** Problem requirements **
Output each entry that follows exactly. Images stay out.
• • • • •
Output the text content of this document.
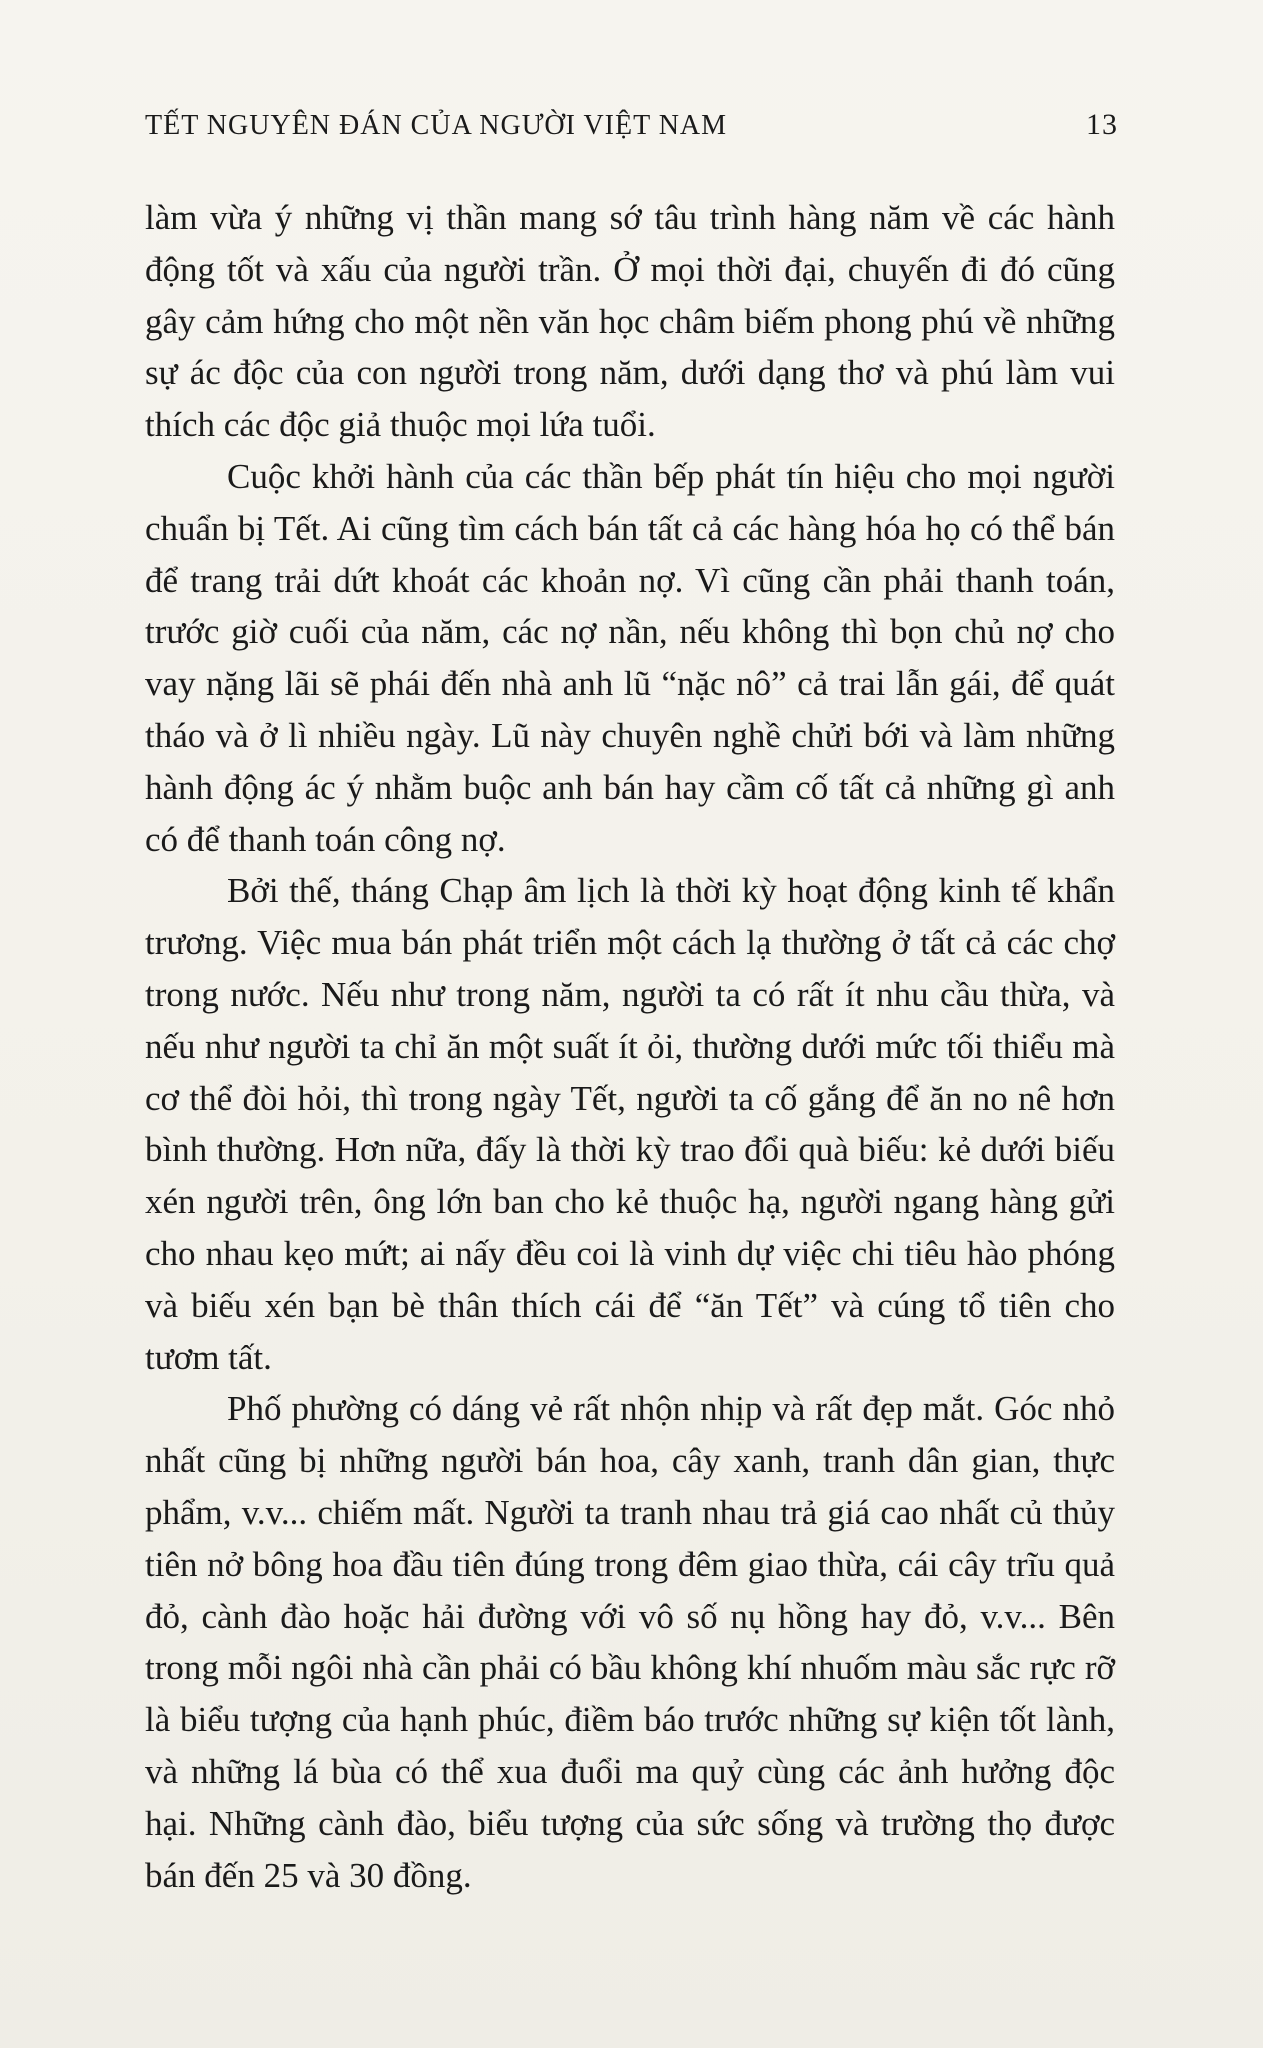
TẾT NGUYÊN ĐÁN CỦA NGƯỜI VIỆT NAM	13

làm vừa ý những vị thần mang sớ tâu trình hàng năm về các hành động tốt và xấu của người trần. Ở mọi thời đại, chuyến đi đó cũng gây cảm hứng cho một nền văn học châm biếm phong phú về những sự ác độc của con người trong năm, dưới dạng thơ và phú làm vui thích các độc giả thuộc mọi lứa tuổi.

Cuộc khởi hành của các thần bếp phát tín hiệu cho mọi người chuẩn bị Tết. Ai cũng tìm cách bán tất cả các hàng hóa họ có thể bán để trang trải dứt khoát các khoản nợ. Vì cũng cần phải thanh toán, trước giờ cuối của năm, các nợ nần, nếu không thì bọn chủ nợ cho vay nặng lãi sẽ phái đến nhà anh lũ “nặc nô” cả trai lẫn gái, để quát tháo và ở lì nhiều ngày. Lũ này chuyên nghề chửi bới và làm những hành động ác ý nhằm buộc anh bán hay cầm cố tất cả những gì anh có để thanh toán công nợ.

Bởi thế, tháng Chạp âm lịch là thời kỳ hoạt động kinh tế khẩn trương. Việc mua bán phát triển một cách lạ thường ở tất cả các chợ trong nước. Nếu như trong năm, người ta có rất ít nhu cầu thừa, và nếu như người ta chỉ ăn một suất ít ỏi, thường dưới mức tối thiểu mà cơ thể đòi hỏi, thì trong ngày Tết, người ta cố gắng để ăn no nê hơn bình thường. Hơn nữa, đấy là thời kỳ trao đổi quà biếu: kẻ dưới biếu xén người trên, ông lớn ban cho kẻ thuộc hạ, người ngang hàng gửi cho nhau kẹo mứt; ai nấy đều coi là vinh dự việc chi tiêu hào phóng và biếu xén bạn bè thân thích cái để “ăn Tết” và cúng tổ tiên cho tươm tất.

Phố phường có dáng vẻ rất nhộn nhịp và rất đẹp mắt. Góc nhỏ nhất cũng bị những người bán hoa, cây xanh, tranh dân gian, thực phẩm, v.v... chiếm mất. Người ta tranh nhau trả giá cao nhất củ thủy tiên nở bông hoa đầu tiên đúng trong đêm giao thừa, cái cây trĩu quả đỏ, cành đào hoặc hải đường với vô số nụ hồng hay đỏ, v.v... Bên trong mỗi ngôi nhà cần phải có bầu không khí nhuốm màu sắc rực rỡ là biểu tượng của hạnh phúc, điềm báo trước những sự kiện tốt lành, và những lá bùa có thể xua đuổi ma quỷ cùng các ảnh hưởng độc hại. Những cành đào, biểu tượng của sức sống và trường thọ được bán đến 25 và 30 đồng.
• • • • •
** Answer in full **
Output the text content of this document.
TẾT NGUYÊN ĐÁN CỦA NGƯỜI VIỆT NAM	13

làm vừa ý những vị thần mang sớ tâu trình hàng năm về các hành động tốt và xấu của người trần. Ở mọi thời đại, chuyến đi đó cũng gây cảm hứng cho một nền văn học châm biếm phong phú về những sự ác độc của con người trong năm, dưới dạng thơ và phú làm vui thích các độc giả thuộc mọi lứa tuổi.

Cuộc khởi hành của các thần bếp phát tín hiệu cho mọi người chuẩn bị Tết. Ai cũng tìm cách bán tất cả các hàng hóa họ có thể bán để trang trải dứt khoát các khoản nợ. Vì cũng cần phải thanh toán, trước giờ cuối của năm, các nợ nần, nếu không thì bọn chủ nợ cho vay nặng lãi sẽ phái đến nhà anh lũ “nặc nô” cả trai lẫn gái, để quát tháo và ở lì nhiều ngày. Lũ này chuyên nghề chửi bới và làm những hành động ác ý nhằm buộc anh bán hay cầm cố tất cả những gì anh có để thanh toán công nợ.

Bởi thế, tháng Chạp âm lịch là thời kỳ hoạt động kinh tế khẩn trương. Việc mua bán phát triển một cách lạ thường ở tất cả các chợ trong nước. Nếu như trong năm, người ta có rất ít nhu cầu thừa, và nếu như người ta chỉ ăn một suất ít ỏi, thường dưới mức tối thiểu mà cơ thể đòi hỏi, thì trong ngày Tết, người ta cố gắng để ăn no nê hơn bình thường. Hơn nữa, đấy là thời kỳ trao đổi quà biếu: kẻ dưới biếu xén người trên, ông lớn ban cho kẻ thuộc hạ, người ngang hàng gửi cho nhau kẹo mứt; ai nấy đều coi là vinh dự việc chi tiêu hào phóng và biếu xén bạn bè thân thích cái để “ăn Tết” và cúng tổ tiên cho tươm tất.

Phố phường có dáng vẻ rất nhộn nhịp và rất đẹp mắt. Góc nhỏ nhất cũng bị những người bán hoa, cây xanh, tranh dân gian, thực phẩm, v.v... chiếm mất. Người ta tranh nhau trả giá cao nhất củ thủy tiên nở bông hoa đầu tiên đúng trong đêm giao thừa, cái cây trĩu quả đỏ, cành đào hoặc hải đường với vô số nụ hồng hay đỏ, v.v... Bên trong mỗi ngôi nhà cần phải có bầu không khí nhuốm màu sắc rực rỡ là biểu tượng của hạnh phúc, điềm báo trước những sự kiện tốt lành, và những lá bùa có thể xua đuổi ma quỷ cùng các ảnh hưởng độc hại. Những cành đào, biểu tượng của sức sống và trường thọ được bán đến 25 và 30 đồng.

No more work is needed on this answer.